PROBLEM REQUIREMENTS
Report every line in the listing that contains the string "level".

STORED RECORDS
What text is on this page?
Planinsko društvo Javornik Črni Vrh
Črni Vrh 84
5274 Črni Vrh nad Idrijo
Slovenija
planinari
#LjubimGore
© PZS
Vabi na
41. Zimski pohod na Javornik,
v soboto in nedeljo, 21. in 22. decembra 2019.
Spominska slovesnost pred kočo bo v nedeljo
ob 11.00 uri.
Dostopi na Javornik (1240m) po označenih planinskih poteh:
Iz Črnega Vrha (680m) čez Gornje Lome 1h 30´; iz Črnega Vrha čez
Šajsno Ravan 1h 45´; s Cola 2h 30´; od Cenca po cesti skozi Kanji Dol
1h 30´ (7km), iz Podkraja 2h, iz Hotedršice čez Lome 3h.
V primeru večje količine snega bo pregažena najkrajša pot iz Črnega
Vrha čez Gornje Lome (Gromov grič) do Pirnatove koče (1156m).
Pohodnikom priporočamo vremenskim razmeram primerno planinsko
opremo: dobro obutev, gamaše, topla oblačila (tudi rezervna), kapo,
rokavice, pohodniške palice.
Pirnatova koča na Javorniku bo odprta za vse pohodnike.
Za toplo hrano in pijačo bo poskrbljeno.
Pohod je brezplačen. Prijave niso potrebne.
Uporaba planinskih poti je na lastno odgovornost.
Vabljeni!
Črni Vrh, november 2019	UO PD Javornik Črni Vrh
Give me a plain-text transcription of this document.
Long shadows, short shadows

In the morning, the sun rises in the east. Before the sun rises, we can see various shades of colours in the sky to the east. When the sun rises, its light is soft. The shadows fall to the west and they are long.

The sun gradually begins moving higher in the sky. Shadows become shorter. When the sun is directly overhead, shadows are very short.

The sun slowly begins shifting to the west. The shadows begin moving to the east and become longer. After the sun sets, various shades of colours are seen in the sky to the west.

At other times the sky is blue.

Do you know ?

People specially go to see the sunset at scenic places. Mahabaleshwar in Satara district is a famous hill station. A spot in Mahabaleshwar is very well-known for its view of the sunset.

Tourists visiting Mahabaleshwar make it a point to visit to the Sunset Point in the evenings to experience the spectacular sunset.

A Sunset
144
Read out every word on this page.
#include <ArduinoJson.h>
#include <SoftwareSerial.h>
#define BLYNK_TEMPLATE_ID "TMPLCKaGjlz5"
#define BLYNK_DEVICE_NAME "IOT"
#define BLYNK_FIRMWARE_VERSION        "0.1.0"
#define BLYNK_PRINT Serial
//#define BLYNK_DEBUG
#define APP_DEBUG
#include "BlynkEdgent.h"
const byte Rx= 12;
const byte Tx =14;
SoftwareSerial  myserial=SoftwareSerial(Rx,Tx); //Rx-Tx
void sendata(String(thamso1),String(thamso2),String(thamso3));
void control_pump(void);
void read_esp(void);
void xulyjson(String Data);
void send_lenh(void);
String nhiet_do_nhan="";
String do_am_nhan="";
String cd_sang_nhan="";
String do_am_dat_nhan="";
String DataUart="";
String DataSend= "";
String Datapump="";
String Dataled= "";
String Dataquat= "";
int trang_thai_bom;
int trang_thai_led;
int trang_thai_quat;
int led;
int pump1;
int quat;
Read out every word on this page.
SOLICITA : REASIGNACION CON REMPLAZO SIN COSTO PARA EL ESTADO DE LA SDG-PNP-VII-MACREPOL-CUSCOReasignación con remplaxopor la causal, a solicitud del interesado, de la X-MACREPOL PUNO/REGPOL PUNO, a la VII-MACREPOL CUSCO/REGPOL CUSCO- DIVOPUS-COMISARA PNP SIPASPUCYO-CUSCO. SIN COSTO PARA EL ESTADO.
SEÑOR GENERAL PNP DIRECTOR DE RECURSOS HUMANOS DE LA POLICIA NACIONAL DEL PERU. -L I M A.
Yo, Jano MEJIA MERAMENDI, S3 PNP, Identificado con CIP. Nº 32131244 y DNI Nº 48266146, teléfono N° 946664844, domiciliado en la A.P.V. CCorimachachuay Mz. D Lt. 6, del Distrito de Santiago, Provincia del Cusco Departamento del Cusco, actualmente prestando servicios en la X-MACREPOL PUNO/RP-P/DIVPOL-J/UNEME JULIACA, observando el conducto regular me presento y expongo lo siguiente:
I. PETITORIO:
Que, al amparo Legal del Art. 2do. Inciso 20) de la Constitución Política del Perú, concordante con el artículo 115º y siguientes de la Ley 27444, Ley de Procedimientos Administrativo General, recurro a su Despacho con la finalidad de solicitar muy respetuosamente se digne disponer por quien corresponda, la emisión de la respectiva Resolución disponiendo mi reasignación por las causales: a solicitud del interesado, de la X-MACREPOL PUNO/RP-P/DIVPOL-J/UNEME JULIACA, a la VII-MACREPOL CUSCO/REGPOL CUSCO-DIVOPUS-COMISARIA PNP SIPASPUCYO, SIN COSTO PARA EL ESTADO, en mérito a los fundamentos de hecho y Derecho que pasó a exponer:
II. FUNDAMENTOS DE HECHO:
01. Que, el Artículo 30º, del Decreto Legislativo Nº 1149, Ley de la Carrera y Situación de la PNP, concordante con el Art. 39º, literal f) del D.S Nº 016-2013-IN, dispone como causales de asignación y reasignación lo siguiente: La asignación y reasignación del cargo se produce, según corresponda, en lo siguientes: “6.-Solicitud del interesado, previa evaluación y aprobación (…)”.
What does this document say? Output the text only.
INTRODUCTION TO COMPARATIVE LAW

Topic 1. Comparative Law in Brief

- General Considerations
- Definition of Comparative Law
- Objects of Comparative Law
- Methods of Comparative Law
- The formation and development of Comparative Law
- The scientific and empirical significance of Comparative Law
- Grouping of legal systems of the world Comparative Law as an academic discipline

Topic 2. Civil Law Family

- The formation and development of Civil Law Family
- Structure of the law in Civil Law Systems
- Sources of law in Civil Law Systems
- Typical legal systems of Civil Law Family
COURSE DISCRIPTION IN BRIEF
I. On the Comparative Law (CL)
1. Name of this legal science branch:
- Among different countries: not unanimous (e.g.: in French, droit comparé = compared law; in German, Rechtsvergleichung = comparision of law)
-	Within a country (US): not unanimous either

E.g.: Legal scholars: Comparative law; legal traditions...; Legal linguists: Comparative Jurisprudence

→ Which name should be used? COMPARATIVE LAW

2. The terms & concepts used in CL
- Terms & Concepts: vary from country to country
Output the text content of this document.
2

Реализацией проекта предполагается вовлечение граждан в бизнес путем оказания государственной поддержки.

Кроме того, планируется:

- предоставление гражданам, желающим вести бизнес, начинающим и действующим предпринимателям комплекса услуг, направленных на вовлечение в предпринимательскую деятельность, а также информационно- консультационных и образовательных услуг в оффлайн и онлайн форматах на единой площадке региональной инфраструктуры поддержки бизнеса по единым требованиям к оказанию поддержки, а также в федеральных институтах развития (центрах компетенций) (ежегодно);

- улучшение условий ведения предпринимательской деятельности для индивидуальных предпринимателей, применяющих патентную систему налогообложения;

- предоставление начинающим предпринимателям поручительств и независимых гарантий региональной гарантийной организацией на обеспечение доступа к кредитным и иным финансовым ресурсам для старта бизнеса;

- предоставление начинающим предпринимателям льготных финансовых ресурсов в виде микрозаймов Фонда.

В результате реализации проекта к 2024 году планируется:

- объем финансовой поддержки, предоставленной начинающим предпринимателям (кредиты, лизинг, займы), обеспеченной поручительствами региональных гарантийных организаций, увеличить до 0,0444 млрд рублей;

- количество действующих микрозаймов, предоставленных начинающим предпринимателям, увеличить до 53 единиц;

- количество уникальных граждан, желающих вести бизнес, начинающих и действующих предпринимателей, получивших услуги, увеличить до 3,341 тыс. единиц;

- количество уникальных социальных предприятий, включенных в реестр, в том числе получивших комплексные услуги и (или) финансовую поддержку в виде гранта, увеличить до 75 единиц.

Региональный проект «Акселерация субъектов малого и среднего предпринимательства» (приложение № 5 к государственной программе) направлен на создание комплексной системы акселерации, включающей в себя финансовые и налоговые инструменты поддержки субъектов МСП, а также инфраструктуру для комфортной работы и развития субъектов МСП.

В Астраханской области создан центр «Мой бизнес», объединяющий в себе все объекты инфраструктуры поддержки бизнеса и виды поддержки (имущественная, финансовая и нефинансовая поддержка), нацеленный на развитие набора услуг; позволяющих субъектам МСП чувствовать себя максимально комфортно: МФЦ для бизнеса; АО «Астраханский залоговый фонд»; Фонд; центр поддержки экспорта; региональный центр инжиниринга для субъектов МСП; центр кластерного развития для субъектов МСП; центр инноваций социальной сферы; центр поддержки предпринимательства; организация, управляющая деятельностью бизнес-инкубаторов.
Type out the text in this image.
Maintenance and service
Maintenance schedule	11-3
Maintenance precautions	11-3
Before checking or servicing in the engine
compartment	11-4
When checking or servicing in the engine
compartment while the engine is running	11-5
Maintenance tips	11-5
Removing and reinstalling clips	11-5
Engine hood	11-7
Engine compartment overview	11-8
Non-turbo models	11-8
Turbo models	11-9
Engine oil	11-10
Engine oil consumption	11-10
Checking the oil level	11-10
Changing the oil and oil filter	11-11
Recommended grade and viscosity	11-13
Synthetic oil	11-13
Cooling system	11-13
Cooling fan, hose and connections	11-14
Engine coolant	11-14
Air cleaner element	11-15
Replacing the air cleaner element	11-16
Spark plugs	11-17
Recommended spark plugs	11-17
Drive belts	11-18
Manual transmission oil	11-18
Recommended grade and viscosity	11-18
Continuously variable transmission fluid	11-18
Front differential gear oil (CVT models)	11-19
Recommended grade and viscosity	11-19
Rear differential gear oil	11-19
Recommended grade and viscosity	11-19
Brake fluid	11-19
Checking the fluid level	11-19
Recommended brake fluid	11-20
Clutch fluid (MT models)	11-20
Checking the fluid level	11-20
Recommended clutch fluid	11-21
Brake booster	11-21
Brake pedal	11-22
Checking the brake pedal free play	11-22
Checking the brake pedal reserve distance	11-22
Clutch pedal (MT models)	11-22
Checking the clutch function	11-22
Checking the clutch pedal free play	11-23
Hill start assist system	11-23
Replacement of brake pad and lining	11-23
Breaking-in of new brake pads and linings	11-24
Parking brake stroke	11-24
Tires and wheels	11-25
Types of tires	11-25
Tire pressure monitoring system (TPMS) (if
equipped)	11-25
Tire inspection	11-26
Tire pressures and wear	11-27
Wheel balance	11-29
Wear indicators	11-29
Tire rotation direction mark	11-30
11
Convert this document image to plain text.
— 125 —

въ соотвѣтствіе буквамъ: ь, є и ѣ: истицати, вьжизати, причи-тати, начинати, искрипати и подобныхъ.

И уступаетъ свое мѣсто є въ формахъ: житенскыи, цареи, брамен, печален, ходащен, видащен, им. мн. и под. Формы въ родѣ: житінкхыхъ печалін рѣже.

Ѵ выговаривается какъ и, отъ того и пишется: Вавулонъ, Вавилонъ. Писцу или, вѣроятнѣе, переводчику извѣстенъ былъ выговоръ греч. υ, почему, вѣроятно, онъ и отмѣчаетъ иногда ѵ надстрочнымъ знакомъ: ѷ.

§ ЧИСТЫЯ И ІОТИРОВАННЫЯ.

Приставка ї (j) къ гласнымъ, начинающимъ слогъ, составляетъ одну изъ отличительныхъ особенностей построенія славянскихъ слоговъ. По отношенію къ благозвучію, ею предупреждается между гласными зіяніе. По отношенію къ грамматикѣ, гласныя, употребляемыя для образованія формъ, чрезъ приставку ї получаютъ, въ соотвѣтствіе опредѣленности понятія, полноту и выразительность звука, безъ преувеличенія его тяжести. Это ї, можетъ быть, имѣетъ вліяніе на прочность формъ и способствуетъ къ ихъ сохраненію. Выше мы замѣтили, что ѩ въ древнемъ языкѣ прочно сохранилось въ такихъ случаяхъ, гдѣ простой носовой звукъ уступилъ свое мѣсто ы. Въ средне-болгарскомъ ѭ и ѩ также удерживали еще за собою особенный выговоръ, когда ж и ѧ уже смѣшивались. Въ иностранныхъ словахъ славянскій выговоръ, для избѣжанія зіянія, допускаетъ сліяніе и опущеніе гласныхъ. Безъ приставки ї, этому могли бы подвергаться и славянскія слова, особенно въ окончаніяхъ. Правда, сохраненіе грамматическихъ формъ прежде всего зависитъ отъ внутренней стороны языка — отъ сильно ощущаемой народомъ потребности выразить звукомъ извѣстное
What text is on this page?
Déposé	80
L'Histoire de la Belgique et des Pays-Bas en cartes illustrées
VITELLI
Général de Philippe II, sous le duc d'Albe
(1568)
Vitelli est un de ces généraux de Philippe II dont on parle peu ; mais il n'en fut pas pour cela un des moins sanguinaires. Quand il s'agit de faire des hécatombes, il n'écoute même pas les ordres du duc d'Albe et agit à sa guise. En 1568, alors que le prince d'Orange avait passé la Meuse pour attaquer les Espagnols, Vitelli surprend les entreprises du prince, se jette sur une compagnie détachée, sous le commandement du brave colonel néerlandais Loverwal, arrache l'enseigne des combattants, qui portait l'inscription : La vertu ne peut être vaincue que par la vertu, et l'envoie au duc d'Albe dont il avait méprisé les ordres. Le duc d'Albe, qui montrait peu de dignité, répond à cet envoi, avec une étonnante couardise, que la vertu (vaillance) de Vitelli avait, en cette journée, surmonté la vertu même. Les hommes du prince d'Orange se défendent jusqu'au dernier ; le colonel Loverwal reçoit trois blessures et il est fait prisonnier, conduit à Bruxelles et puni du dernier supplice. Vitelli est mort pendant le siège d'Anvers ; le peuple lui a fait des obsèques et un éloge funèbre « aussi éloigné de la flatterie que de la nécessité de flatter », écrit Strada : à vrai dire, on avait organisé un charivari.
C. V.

RESULT OF THIS TASK
Checking the oil level	11-10
Checking the fluid level	11-19
Checking the fluid level	11-20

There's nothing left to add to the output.